* RECORDS SUPPLIED *
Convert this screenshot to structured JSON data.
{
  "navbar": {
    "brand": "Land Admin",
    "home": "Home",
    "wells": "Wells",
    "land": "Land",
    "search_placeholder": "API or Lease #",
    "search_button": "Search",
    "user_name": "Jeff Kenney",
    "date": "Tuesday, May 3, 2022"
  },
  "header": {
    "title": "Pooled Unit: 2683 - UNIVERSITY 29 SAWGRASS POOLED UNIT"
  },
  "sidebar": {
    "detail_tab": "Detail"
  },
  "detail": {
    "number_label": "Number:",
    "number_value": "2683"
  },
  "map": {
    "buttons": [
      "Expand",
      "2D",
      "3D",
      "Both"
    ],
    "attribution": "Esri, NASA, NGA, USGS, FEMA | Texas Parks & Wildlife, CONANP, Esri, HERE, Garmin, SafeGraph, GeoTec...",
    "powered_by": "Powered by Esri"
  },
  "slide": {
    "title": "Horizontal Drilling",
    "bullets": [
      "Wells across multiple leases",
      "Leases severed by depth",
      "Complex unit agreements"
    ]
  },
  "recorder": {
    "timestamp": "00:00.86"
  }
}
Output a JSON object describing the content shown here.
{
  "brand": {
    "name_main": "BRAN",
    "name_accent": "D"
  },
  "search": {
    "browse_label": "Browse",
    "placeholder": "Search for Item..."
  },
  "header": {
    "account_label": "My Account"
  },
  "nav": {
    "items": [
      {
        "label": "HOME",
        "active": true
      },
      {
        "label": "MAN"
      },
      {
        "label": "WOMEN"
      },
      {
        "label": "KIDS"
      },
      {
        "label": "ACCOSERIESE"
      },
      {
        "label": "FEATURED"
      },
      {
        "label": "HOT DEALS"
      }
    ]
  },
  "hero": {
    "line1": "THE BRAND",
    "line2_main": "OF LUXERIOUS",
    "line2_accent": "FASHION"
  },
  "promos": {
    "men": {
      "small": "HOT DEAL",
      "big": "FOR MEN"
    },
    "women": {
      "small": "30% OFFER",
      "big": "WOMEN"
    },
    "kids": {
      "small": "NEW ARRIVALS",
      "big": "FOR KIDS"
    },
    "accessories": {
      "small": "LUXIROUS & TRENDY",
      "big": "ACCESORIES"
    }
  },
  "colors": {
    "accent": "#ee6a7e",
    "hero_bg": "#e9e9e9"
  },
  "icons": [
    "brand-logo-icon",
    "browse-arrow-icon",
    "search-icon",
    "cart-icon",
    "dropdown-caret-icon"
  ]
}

* EXERCISE INSTRUCTIONS *
Locate all lines in the listing above with the word "JSON". Copy them.

* ANSWER IN FULL *
Convert this screenshot to structured JSON data.
Output a JSON object describing the content shown here.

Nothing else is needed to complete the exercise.